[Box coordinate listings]
▼
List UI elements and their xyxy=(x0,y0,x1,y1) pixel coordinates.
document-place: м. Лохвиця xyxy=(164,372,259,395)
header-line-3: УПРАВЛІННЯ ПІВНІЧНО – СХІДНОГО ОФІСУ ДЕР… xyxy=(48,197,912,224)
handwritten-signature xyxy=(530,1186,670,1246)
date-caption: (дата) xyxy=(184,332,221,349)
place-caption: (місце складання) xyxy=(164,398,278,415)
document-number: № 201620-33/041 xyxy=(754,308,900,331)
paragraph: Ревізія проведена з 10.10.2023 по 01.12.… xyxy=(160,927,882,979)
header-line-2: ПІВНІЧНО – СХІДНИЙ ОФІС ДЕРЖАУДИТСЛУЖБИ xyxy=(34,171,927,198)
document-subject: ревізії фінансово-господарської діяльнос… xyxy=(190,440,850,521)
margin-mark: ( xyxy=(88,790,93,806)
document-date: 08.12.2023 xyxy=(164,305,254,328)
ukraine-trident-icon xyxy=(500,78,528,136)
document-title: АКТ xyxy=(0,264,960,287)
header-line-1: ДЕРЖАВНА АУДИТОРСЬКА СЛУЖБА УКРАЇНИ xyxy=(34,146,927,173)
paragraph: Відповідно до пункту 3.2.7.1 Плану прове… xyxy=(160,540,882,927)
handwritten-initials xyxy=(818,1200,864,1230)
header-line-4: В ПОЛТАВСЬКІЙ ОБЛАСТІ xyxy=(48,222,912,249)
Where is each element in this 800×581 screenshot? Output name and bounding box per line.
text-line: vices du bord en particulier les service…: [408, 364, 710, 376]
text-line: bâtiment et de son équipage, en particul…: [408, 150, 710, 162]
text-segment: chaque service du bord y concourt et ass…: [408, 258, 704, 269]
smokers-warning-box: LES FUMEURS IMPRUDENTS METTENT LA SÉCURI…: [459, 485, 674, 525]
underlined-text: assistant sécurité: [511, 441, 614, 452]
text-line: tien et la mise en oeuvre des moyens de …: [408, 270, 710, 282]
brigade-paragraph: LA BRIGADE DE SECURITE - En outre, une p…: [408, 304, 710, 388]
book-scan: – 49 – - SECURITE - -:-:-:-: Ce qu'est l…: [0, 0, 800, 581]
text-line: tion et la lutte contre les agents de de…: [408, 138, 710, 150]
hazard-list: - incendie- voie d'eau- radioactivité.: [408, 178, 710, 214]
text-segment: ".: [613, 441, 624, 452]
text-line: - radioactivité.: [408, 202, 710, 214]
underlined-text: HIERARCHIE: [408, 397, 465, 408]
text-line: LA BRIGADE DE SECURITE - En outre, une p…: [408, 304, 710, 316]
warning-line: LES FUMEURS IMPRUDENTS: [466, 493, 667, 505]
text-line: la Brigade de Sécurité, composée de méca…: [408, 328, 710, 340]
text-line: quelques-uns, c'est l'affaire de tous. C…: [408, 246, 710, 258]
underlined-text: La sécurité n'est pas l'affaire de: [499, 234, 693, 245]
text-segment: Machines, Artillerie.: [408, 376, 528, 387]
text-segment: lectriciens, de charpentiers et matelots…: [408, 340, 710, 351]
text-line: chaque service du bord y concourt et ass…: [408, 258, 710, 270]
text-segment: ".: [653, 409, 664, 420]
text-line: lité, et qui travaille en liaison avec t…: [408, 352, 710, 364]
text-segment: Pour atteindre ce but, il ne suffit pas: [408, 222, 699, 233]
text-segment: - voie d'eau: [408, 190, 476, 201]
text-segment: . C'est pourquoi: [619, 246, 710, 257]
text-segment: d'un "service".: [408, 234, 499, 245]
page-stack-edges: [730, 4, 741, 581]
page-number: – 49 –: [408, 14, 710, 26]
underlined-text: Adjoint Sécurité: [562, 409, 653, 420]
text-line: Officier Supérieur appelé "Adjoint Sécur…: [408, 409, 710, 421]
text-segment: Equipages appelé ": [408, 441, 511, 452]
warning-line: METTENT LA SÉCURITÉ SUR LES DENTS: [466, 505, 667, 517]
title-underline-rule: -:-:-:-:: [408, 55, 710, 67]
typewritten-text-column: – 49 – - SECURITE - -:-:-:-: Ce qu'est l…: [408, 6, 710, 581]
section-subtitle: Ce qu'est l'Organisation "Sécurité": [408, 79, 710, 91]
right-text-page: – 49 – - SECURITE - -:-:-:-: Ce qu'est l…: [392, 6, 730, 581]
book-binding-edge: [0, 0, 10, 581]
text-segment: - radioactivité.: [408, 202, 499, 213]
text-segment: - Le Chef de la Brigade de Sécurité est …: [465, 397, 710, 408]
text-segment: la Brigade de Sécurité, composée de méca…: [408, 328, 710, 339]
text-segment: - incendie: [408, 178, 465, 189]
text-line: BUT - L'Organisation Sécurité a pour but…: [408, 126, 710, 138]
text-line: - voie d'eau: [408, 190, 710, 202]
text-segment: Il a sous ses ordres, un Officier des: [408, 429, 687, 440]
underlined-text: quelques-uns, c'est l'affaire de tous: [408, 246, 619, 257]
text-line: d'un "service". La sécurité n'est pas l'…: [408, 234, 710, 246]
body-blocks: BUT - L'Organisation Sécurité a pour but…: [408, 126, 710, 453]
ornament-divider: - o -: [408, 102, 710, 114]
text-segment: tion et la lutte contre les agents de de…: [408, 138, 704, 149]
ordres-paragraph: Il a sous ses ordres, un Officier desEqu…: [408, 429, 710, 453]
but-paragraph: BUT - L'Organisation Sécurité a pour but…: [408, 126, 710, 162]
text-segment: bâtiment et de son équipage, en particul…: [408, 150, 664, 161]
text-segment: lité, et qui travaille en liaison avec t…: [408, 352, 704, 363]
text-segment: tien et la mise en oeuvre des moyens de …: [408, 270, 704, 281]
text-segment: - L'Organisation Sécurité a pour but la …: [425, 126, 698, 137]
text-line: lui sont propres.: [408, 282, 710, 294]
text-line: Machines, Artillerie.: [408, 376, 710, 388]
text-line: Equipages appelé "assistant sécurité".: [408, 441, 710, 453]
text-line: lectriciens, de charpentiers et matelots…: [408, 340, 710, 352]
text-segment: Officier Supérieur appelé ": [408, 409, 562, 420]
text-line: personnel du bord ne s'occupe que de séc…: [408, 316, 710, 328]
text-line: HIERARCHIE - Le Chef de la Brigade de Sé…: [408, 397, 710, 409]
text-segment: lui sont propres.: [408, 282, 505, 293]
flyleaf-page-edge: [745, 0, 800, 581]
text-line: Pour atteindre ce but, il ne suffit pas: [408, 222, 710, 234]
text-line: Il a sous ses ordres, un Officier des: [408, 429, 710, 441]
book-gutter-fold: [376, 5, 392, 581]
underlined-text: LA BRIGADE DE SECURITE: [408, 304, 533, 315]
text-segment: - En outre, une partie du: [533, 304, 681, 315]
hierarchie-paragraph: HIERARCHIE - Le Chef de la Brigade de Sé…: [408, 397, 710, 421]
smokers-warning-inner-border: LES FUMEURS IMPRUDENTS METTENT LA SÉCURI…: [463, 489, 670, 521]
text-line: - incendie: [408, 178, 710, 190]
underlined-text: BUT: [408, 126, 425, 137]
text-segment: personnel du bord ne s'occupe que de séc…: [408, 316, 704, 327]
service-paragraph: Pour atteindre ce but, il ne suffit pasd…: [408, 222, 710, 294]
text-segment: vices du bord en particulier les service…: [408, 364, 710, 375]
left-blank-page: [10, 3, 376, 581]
▲
### WHAT THIS TASK INVOLVES:
Copy every line of the rows above with no changes.

### TASK RESULT:
List UI elements and their xyxy=(x0,y0,x1,y1) pixel coordinates.
document-place: м. Лохвиця xyxy=(164,372,259,395)
header-line-3: УПРАВЛІННЯ ПІВНІЧНО – СХІДНОГО ОФІСУ ДЕР… xyxy=(48,197,912,224)
handwritten-signature xyxy=(530,1186,670,1246)
date-caption: (дата) xyxy=(184,332,221,349)
place-caption: (місце складання) xyxy=(164,398,278,415)
document-number: № 201620-33/041 xyxy=(754,308,900,331)
paragraph: Ревізія проведена з 10.10.2023 по 01.12.… xyxy=(160,927,882,979)
header-line-2: ПІВНІЧНО – СХІДНИЙ ОФІС ДЕРЖАУДИТСЛУЖБИ xyxy=(34,171,927,198)
document-subject: ревізії фінансово-господарської діяльнос… xyxy=(190,440,850,521)
margin-mark: ( xyxy=(88,790,93,806)
document-date: 08.12.2023 xyxy=(164,305,254,328)
ukraine-trident-icon xyxy=(500,78,528,136)
document-title: АКТ xyxy=(0,264,960,287)
header-line-1: ДЕРЖАВНА АУДИТОРСЬКА СЛУЖБА УКРАЇНИ xyxy=(34,146,927,173)
paragraph: Відповідно до пункту 3.2.7.1 Плану прове… xyxy=(160,540,882,927)
handwritten-initials xyxy=(818,1200,864,1230)
header-line-4: В ПОЛТАВСЬКІЙ ОБЛАСТІ xyxy=(48,222,912,249)
Where is each element in this 800×581 screenshot? Output name and bounding box per line.
text-line: vices du bord en particulier les service…: [408, 364, 710, 376]
text-line: bâtiment et de son équipage, en particul…: [408, 150, 710, 162]
text-segment: chaque service du bord y concourt et ass…: [408, 258, 704, 269]
smokers-warning-box: LES FUMEURS IMPRUDENTS METTENT LA SÉCURI…: [459, 485, 674, 525]
underlined-text: assistant sécurité: [511, 441, 614, 452]
text-line: tien et la mise en oeuvre des moyens de …: [408, 270, 710, 282]
brigade-paragraph: LA BRIGADE DE SECURITE - En outre, une p…: [408, 304, 710, 388]
book-scan: – 49 – - SECURITE - -:-:-:-: Ce qu'est l…: [0, 0, 800, 581]
text-line: tion et la lutte contre les agents de de…: [408, 138, 710, 150]
hazard-list: - incendie- voie d'eau- radioactivité.: [408, 178, 710, 214]
text-segment: ".: [613, 441, 624, 452]
text-line: - radioactivité.: [408, 202, 710, 214]
underlined-text: HIERARCHIE: [408, 397, 465, 408]
text-line: LA BRIGADE DE SECURITE - En outre, une p…: [408, 304, 710, 316]
warning-line: LES FUMEURS IMPRUDENTS: [466, 493, 667, 505]
text-line: la Brigade de Sécurité, composée de méca…: [408, 328, 710, 340]
text-line: quelques-uns, c'est l'affaire de tous. C…: [408, 246, 710, 258]
underlined-text: La sécurité n'est pas l'affaire de: [499, 234, 693, 245]
text-segment: Machines, Artillerie.: [408, 376, 528, 387]
text-segment: lectriciens, de charpentiers et matelots…: [408, 340, 710, 351]
text-line: chaque service du bord y concourt et ass…: [408, 258, 710, 270]
text-segment: ".: [653, 409, 664, 420]
text-line: lité, et qui travaille en liaison avec t…: [408, 352, 710, 364]
text-segment: Pour atteindre ce but, il ne suffit pas: [408, 222, 699, 233]
text-segment: - voie d'eau: [408, 190, 476, 201]
text-segment: . C'est pourquoi: [619, 246, 710, 257]
text-segment: d'un "service".: [408, 234, 499, 245]
page-stack-edges: [730, 4, 741, 581]
page-number: – 49 –: [408, 14, 710, 26]
underlined-text: Adjoint Sécurité: [562, 409, 653, 420]
text-line: Officier Supérieur appelé "Adjoint Sécur…: [408, 409, 710, 421]
text-segment: Equipages appelé ": [408, 441, 511, 452]
warning-line: METTENT LA SÉCURITÉ SUR LES DENTS: [466, 505, 667, 517]
title-underline-rule: -:-:-:-:: [408, 55, 710, 67]
typewritten-text-column: – 49 – - SECURITE - -:-:-:-: Ce qu'est l…: [408, 6, 710, 581]
section-subtitle: Ce qu'est l'Organisation "Sécurité": [408, 79, 710, 91]
right-text-page: – 49 – - SECURITE - -:-:-:-: Ce qu'est l…: [392, 6, 730, 581]
book-binding-edge: [0, 0, 10, 581]
text-segment: - radioactivité.: [408, 202, 499, 213]
text-segment: - Le Chef de la Brigade de Sécurité est …: [465, 397, 710, 408]
text-segment: la Brigade de Sécurité, composée de méca…: [408, 328, 710, 339]
text-segment: - incendie: [408, 178, 465, 189]
text-line: BUT - L'Organisation Sécurité a pour but…: [408, 126, 710, 138]
text-line: - voie d'eau: [408, 190, 710, 202]
text-segment: Il a sous ses ordres, un Officier des: [408, 429, 687, 440]
underlined-text: quelques-uns, c'est l'affaire de tous: [408, 246, 619, 257]
text-line: d'un "service". La sécurité n'est pas l'…: [408, 234, 710, 246]
body-blocks: BUT - L'Organisation Sécurité a pour but…: [408, 126, 710, 453]
ornament-divider: - o -: [408, 102, 710, 114]
text-segment: tion et la lutte contre les agents de de…: [408, 138, 704, 149]
ordres-paragraph: Il a sous ses ordres, un Officier desEqu…: [408, 429, 710, 453]
but-paragraph: BUT - L'Organisation Sécurité a pour but…: [408, 126, 710, 162]
text-segment: bâtiment et de son équipage, en particul…: [408, 150, 664, 161]
text-segment: lité, et qui travaille en liaison avec t…: [408, 352, 704, 363]
text-segment: tien et la mise en oeuvre des moyens de …: [408, 270, 704, 281]
text-segment: - L'Organisation Sécurité a pour but la …: [425, 126, 698, 137]
text-line: lui sont propres.: [408, 282, 710, 294]
text-line: Machines, Artillerie.: [408, 376, 710, 388]
text-line: Equipages appelé "assistant sécurité".: [408, 441, 710, 453]
text-line: lectriciens, de charpentiers et matelots…: [408, 340, 710, 352]
text-segment: Officier Supérieur appelé ": [408, 409, 562, 420]
text-line: personnel du bord ne s'occupe que de séc…: [408, 316, 710, 328]
text-line: HIERARCHIE - Le Chef de la Brigade de Sé…: [408, 397, 710, 409]
text-segment: lui sont propres.: [408, 282, 505, 293]
flyleaf-page-edge: [745, 0, 800, 581]
text-line: Pour atteindre ce but, il ne suffit pas: [408, 222, 710, 234]
text-line: Il a sous ses ordres, un Officier des: [408, 429, 710, 441]
book-gutter-fold: [376, 5, 392, 581]
underlined-text: LA BRIGADE DE SECURITE: [408, 304, 533, 315]
text-segment: - En outre, une partie du: [533, 304, 681, 315]
hierarchie-paragraph: HIERARCHIE - Le Chef de la Brigade de Sé…: [408, 397, 710, 421]
smokers-warning-inner-border: LES FUMEURS IMPRUDENTS METTENT LA SÉCURI…: [463, 489, 670, 521]
text-line: - incendie: [408, 178, 710, 190]
underlined-text: BUT: [408, 126, 425, 137]
text-segment: personnel du bord ne s'occupe que de séc…: [408, 316, 704, 327]
service-paragraph: Pour atteindre ce but, il ne suffit pasd…: [408, 222, 710, 294]
text-segment: vices du bord en particulier les service…: [408, 364, 710, 375]
left-blank-page: [10, 3, 376, 581]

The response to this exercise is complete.